WHAT IS NEEDED. Your task is to locate every line holding the string "title" and to copy each of them.

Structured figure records
* begin *
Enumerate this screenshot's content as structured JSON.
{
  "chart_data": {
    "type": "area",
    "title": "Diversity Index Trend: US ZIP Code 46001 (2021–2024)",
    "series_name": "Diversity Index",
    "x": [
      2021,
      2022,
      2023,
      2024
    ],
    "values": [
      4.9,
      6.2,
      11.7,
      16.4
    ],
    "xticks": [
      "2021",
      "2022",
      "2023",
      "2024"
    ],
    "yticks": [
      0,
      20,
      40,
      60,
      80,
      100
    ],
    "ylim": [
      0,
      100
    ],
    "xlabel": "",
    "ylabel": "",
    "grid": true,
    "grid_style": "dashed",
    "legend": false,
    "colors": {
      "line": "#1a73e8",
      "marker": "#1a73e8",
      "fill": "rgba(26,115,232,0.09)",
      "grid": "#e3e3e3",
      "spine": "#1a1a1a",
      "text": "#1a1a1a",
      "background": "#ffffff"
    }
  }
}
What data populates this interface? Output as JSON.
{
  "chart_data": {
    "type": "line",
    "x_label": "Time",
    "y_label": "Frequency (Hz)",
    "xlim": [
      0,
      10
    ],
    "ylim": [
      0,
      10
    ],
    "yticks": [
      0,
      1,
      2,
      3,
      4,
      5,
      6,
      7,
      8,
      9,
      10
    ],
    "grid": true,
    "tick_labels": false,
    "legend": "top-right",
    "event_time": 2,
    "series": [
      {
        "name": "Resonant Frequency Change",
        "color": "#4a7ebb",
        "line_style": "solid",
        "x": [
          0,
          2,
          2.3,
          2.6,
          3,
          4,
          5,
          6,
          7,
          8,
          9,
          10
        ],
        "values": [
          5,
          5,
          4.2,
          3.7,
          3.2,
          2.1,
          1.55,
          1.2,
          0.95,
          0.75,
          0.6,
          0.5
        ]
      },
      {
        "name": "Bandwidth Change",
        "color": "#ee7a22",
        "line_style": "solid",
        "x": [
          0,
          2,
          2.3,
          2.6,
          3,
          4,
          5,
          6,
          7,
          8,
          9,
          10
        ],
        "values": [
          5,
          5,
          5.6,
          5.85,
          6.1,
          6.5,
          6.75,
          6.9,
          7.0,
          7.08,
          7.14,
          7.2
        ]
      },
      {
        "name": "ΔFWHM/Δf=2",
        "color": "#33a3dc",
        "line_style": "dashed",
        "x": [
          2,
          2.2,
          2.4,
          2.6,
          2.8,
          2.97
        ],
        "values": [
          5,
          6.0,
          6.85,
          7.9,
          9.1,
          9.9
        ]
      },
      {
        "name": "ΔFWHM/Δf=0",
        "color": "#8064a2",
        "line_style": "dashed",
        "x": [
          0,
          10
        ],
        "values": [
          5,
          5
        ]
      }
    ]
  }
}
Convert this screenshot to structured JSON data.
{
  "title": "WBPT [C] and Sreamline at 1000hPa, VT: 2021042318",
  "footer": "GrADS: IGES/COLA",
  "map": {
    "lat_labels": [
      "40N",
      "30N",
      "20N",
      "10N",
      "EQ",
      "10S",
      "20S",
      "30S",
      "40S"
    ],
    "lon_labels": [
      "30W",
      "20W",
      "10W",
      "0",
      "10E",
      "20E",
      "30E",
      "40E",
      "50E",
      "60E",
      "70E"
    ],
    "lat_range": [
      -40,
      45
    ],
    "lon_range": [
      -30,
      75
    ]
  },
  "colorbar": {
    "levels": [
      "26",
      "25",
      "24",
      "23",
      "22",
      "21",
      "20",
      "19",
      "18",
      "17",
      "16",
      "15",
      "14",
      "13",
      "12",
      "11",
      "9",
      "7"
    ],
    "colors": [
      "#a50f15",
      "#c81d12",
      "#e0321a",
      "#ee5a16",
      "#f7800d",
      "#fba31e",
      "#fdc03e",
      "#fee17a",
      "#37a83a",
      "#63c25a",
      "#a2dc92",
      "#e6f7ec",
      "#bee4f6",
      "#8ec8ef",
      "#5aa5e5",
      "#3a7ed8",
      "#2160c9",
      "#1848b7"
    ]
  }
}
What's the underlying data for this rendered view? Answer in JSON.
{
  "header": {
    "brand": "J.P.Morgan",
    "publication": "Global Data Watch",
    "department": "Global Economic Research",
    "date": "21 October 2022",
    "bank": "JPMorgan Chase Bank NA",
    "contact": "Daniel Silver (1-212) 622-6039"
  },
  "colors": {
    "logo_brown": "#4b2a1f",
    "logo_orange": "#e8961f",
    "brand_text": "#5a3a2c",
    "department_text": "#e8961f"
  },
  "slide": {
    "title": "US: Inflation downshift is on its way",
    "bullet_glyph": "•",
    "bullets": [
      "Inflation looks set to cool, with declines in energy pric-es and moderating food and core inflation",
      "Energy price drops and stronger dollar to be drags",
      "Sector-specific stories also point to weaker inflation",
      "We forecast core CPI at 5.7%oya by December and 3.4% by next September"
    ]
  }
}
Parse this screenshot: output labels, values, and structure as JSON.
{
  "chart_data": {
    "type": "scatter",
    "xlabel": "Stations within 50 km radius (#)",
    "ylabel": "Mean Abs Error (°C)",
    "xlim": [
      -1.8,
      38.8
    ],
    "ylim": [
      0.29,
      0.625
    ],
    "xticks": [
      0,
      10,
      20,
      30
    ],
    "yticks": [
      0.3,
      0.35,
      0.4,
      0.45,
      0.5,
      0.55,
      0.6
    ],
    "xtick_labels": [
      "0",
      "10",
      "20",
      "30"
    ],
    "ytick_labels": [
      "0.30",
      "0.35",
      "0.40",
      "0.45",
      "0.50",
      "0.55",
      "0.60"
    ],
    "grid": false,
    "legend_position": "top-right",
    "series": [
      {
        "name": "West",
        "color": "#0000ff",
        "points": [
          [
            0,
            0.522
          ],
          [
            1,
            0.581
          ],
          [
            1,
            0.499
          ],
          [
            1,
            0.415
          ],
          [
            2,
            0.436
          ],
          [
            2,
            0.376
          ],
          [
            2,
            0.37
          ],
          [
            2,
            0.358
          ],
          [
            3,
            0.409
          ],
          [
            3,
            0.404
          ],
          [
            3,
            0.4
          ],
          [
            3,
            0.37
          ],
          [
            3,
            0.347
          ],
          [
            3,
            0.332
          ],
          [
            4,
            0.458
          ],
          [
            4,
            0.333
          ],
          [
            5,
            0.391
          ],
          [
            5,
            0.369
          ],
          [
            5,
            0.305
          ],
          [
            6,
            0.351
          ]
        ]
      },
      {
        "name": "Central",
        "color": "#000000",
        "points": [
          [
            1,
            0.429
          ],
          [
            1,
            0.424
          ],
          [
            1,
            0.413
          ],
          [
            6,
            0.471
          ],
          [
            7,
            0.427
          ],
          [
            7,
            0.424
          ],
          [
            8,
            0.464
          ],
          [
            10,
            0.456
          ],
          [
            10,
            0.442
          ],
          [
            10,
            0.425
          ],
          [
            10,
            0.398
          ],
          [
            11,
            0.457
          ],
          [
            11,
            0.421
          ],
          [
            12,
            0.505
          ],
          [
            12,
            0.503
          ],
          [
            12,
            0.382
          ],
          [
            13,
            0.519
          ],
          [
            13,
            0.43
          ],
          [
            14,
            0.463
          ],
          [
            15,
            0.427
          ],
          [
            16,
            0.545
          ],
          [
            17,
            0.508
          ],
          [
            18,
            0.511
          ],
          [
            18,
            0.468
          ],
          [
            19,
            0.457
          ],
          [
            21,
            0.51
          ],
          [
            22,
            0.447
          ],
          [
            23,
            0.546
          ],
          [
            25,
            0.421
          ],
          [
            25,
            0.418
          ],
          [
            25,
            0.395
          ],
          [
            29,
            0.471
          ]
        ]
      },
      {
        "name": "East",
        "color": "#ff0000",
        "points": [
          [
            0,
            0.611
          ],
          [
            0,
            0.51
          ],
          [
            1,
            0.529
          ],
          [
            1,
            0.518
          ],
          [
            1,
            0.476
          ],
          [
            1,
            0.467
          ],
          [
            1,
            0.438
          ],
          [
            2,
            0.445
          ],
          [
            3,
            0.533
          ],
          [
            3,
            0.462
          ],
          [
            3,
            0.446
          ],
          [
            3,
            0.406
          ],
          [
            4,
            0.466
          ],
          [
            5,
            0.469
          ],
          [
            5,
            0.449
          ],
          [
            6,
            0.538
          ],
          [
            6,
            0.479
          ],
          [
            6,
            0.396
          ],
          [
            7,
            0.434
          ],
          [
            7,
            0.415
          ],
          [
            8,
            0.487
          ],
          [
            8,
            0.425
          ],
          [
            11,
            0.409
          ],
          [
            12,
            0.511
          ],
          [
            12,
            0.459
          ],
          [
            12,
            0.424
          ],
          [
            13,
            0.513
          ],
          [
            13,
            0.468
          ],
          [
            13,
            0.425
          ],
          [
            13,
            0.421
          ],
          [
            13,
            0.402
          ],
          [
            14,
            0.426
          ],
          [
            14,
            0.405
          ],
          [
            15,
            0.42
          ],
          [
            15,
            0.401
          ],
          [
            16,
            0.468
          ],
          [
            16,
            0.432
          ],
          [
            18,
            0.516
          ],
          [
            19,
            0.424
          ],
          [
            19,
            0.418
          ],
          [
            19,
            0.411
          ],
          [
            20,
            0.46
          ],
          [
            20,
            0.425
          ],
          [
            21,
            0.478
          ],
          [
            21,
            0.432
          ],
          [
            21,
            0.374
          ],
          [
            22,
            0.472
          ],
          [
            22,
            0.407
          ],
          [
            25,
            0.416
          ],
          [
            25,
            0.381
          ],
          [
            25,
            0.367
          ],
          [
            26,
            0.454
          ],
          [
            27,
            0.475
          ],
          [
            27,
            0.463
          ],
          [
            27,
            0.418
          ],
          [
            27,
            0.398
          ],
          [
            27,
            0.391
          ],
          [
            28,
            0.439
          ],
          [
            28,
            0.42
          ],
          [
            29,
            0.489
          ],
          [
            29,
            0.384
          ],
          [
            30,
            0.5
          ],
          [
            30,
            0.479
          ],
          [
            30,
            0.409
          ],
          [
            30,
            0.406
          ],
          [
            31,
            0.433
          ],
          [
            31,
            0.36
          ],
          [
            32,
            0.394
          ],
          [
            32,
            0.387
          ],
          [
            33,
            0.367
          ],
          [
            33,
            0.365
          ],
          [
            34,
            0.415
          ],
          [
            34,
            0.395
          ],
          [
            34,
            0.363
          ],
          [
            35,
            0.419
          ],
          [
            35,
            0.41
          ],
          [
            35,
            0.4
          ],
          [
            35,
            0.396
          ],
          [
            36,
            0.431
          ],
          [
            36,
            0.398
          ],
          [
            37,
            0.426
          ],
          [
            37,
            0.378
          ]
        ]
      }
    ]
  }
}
* end *
THE OUTPUT.
    "title": "Diversity Index Trend: US ZIP Code 46001 (2021–2024)",
  "title": "WBPT [C] and Sreamline at 1000hPa, VT: 2021042318",
    "title": "US: Inflation downshift is on its way",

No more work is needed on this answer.